**PROVIDED RECORDS**
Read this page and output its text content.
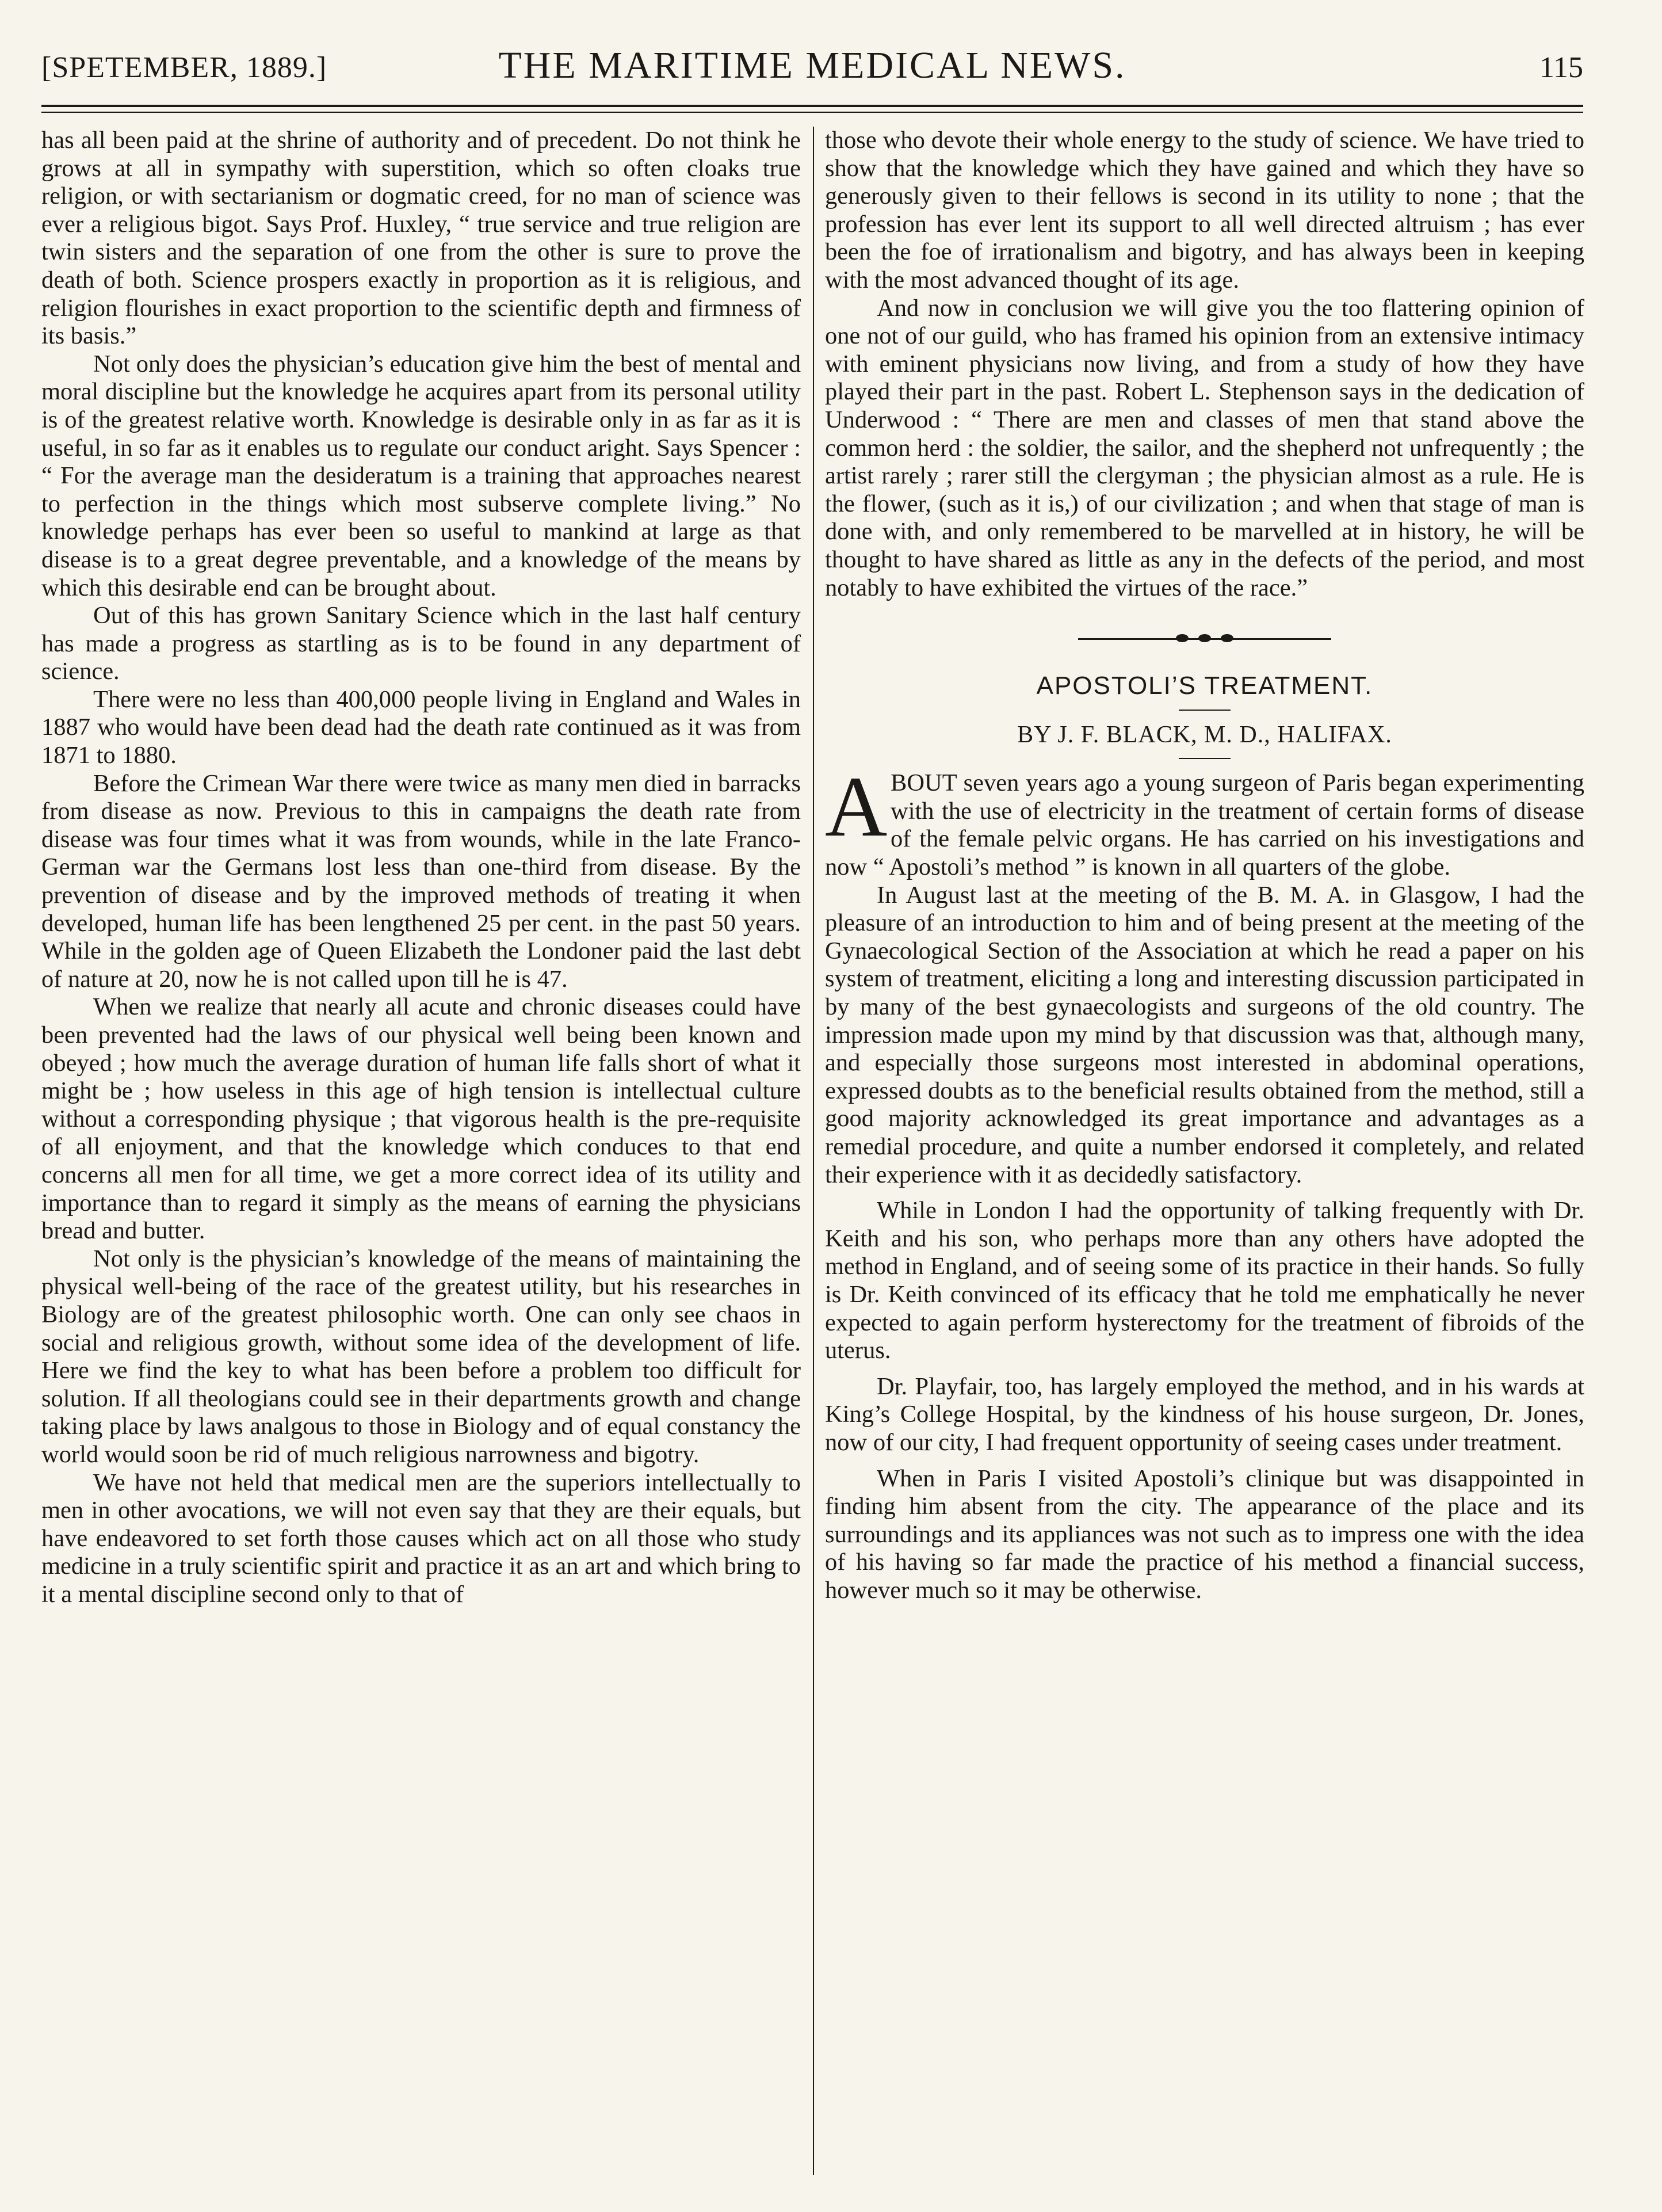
[SPETEMBER, 1889.]	THE MARITIME MEDICAL NEWS.	115

has all been paid at the shrine of authority and of precedent. Do not think he grows at all in sympathy with superstition, which so often cloaks true religion, or with sectarianism or dogmatic creed, for no man of science was ever a religious bigot. Says Prof. Huxley, “ true service and true religion are twin sisters and the separation of one from the other is sure to prove the death of both. Science prospers exactly in proportion as it is religious, and religion flourishes in exact proportion to the scientific depth and firmness of its basis.”

Not only does the physician’s education give him the best of mental and moral discipline but the knowledge he acquires apart from its personal utility is of the greatest relative worth. Knowledge is desirable only in as far as it is useful, in so far as it enables us to regulate our conduct aright. Says Spencer : “ For the average man the desideratum is a training that approaches nearest to perfection in the things which most subserve complete living.” No knowledge perhaps has ever been so useful to mankind at large as that disease is to a great degree preventable, and a knowledge of the means by which this desirable end can be brought about.

Out of this has grown Sanitary Science which in the last half century has made a progress as startling as is to be found in any department of science.

There were no less than 400,000 people living in England and Wales in 1887 who would have been dead had the death rate continued as it was from 1871 to 1880.

Before the Crimean War there were twice as many men died in barracks from disease as now. Previous to this in campaigns the death rate from disease was four times what it was from wounds, while in the late Franco-German war the Germans lost less than one-third from disease. By the prevention of disease and by the improved methods of treating it when developed, human life has been lengthened 25 per cent. in the past 50 years. While in the golden age of Queen Elizabeth the Londoner paid the last debt of nature at 20, now he is not called upon till he is 47.

When we realize that nearly all acute and chronic diseases could have been prevented had the laws of our physical well being been known and obeyed ; how much the average duration of human life falls short of what it might be ; how useless in this age of high tension is intellectual culture without a corresponding physique ; that vigorous health is the pre-requisite of all enjoyment, and that the knowledge which conduces to that end concerns all men for all time, we get a more correct idea of its utility and importance than to regard it simply as the means of earning the physicians bread and butter.

Not only is the physician’s knowledge of the means of maintaining the physical well-being of the race of the greatest utility, but his researches in Biology are of the greatest philosophic worth. One can only see chaos in social and religious growth, without some idea of the development of life. Here we find the key to what has been before a problem too difficult for solution. If all theologians could see in their departments growth and change taking place by laws analgous to those in Biology and of equal constancy the world would soon be rid of much religious narrowness and bigotry.

We have not held that medical men are the superiors intellectually to men in other avocations, we will not even say that they are their equals, but have endeavored to set forth those causes which act on all those who study medicine in a truly scientific spirit and practice it as an art and which bring to it a mental discipline second only to that of

those who devote their whole energy to the study of science. We have tried to show that the knowledge which they have gained and which they have so generously given to their fellows is second in its utility to none ; that the profession has ever lent its support to all well directed altruism ; has ever been the foe of irrationalism and bigotry, and has always been in keeping with the most advanced thought of its age.

And now in conclusion we will give you the too flattering opinion of one not of our guild, who has framed his opinion from an extensive intimacy with eminent physicians now living, and from a study of how they have played their part in the past. Robert L. Stephenson says in the dedication of Underwood : “ There are men and classes of men that stand above the common herd : the soldier, the sailor, and the shepherd not unfrequently ; the artist rarely ; rarer still the clergyman ; the physician almost as a rule. He is the flower, (such as it is,) of our civilization ; and when that stage of man is done with, and only remembered to be marvelled at in history, he will be thought to have shared as little as any in the defects of the period, and most notably to have exhibited the virtues of the race.”

APOSTOLI’S TREATMENT.
BY J. F. BLACK, M. D., HALIFAX.

ABOUT seven years ago a young surgeon of Paris began experimenting with the use of electricity in the treatment of certain forms of disease of the female pelvic organs. He has carried on his investigations and now “ Apostoli’s method ” is known in all quarters of the globe.

In August last at the meeting of the B. M. A. in Glasgow, I had the pleasure of an introduction to him and of being present at the meeting of the Gynaecological Section of the Association at which he read a paper on his system of treatment, eliciting a long and interesting discussion participated in by many of the best gynaecologists and surgeons of the old country. The impression made upon my mind by that discussion was that, although many, and especially those surgeons most interested in abdominal operations, expressed doubts as to the beneficial results obtained from the method, still a good majority acknowledged its great importance and advantages as a remedial procedure, and quite a number endorsed it completely, and related their experience with it as decidedly satisfactory.

While in London I had the opportunity of talking frequently with Dr. Keith and his son, who perhaps more than any others have adopted the method in England, and of seeing some of its practice in their hands. So fully is Dr. Keith convinced of its efficacy that he told me emphatically he never expected to again perform hysterectomy for the treatment of fibroids of the uterus.

Dr. Playfair, too, has largely employed the method, and in his wards at King’s College Hospital, by the kindness of his house surgeon, Dr. Jones, now of our city, I had frequent opportunity of seeing cases under treatment.

When in Paris I visited Apostoli’s clinique but was disappointed in finding him absent from the city. The appearance of the place and its surroundings and its appliances was not such as to impress one with the idea of his having so far made the practice of his method a financial success, however much so it may be otherwise.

**SHORT TASK**
Quote the data above in full, leaving out the pictures it holds.

**RESULT OF THE TASK**
Read this page and output its text content.
[SPETEMBER, 1889.]	THE MARITIME MEDICAL NEWS.	115

has all been paid at the shrine of authority and of precedent. Do not think he grows at all in sympathy with superstition, which so often cloaks true religion, or with sectarianism or dogmatic creed, for no man of science was ever a religious bigot. Says Prof. Huxley, “ true service and true religion are twin sisters and the separation of one from the other is sure to prove the death of both. Science prospers exactly in proportion as it is religious, and religion flourishes in exact proportion to the scientific depth and firmness of its basis.”

Not only does the physician’s education give him the best of mental and moral discipline but the knowledge he acquires apart from its personal utility is of the greatest relative worth. Knowledge is desirable only in as far as it is useful, in so far as it enables us to regulate our conduct aright. Says Spencer : “ For the average man the desideratum is a training that approaches nearest to perfection in the things which most subserve complete living.” No knowledge perhaps has ever been so useful to mankind at large as that disease is to a great degree preventable, and a knowledge of the means by which this desirable end can be brought about.

Out of this has grown Sanitary Science which in the last half century has made a progress as startling as is to be found in any department of science.

There were no less than 400,000 people living in England and Wales in 1887 who would have been dead had the death rate continued as it was from 1871 to 1880.

Before the Crimean War there were twice as many men died in barracks from disease as now. Previous to this in campaigns the death rate from disease was four times what it was from wounds, while in the late Franco-German war the Germans lost less than one-third from disease. By the prevention of disease and by the improved methods of treating it when developed, human life has been lengthened 25 per cent. in the past 50 years. While in the golden age of Queen Elizabeth the Londoner paid the last debt of nature at 20, now he is not called upon till he is 47.

When we realize that nearly all acute and chronic diseases could have been prevented had the laws of our physical well being been known and obeyed ; how much the average duration of human life falls short of what it might be ; how useless in this age of high tension is intellectual culture without a corresponding physique ; that vigorous health is the pre-requisite of all enjoyment, and that the knowledge which conduces to that end concerns all men for all time, we get a more correct idea of its utility and importance than to regard it simply as the means of earning the physicians bread and butter.

Not only is the physician’s knowledge of the means of maintaining the physical well-being of the race of the greatest utility, but his researches in Biology are of the greatest philosophic worth. One can only see chaos in social and religious growth, without some idea of the development of life. Here we find the key to what has been before a problem too difficult for solution. If all theologians could see in their departments growth and change taking place by laws analgous to those in Biology and of equal constancy the world would soon be rid of much religious narrowness and bigotry.

We have not held that medical men are the superiors intellectually to men in other avocations, we will not even say that they are their equals, but have endeavored to set forth those causes which act on all those who study medicine in a truly scientific spirit and practice it as an art and which bring to it a mental discipline second only to that of

those who devote their whole energy to the study of science. We have tried to show that the knowledge which they have gained and which they have so generously given to their fellows is second in its utility to none ; that the profession has ever lent its support to all well directed altruism ; has ever been the foe of irrationalism and bigotry, and has always been in keeping with the most advanced thought of its age.

And now in conclusion we will give you the too flattering opinion of one not of our guild, who has framed his opinion from an extensive intimacy with eminent physicians now living, and from a study of how they have played their part in the past. Robert L. Stephenson says in the dedication of Underwood : “ There are men and classes of men that stand above the common herd : the soldier, the sailor, and the shepherd not unfrequently ; the artist rarely ; rarer still the clergyman ; the physician almost as a rule. He is the flower, (such as it is,) of our civilization ; and when that stage of man is done with, and only remembered to be marvelled at in history, he will be thought to have shared as little as any in the defects of the period, and most notably to have exhibited the virtues of the race.”

APOSTOLI’S TREATMENT.
BY J. F. BLACK, M. D., HALIFAX.

ABOUT seven years ago a young surgeon of Paris began experimenting with the use of electricity in the treatment of certain forms of disease of the female pelvic organs. He has carried on his investigations and now “ Apostoli’s method ” is known in all quarters of the globe.

In August last at the meeting of the B. M. A. in Glasgow, I had the pleasure of an introduction to him and of being present at the meeting of the Gynaecological Section of the Association at which he read a paper on his system of treatment, eliciting a long and interesting discussion participated in by many of the best gynaecologists and surgeons of the old country. The impression made upon my mind by that discussion was that, although many, and especially those surgeons most interested in abdominal operations, expressed doubts as to the beneficial results obtained from the method, still a good majority acknowledged its great importance and advantages as a remedial procedure, and quite a number endorsed it completely, and related their experience with it as decidedly satisfactory.

While in London I had the opportunity of talking frequently with Dr. Keith and his son, who perhaps more than any others have adopted the method in England, and of seeing some of its practice in their hands. So fully is Dr. Keith convinced of its efficacy that he told me emphatically he never expected to again perform hysterectomy for the treatment of fibroids of the uterus.

Dr. Playfair, too, has largely employed the method, and in his wards at King’s College Hospital, by the kindness of his house surgeon, Dr. Jones, now of our city, I had frequent opportunity of seeing cases under treatment.

When in Paris I visited Apostoli’s clinique but was disappointed in finding him absent from the city. The appearance of the place and its surroundings and its appliances was not such as to impress one with the idea of his having so far made the practice of his method a financial success, however much so it may be otherwise.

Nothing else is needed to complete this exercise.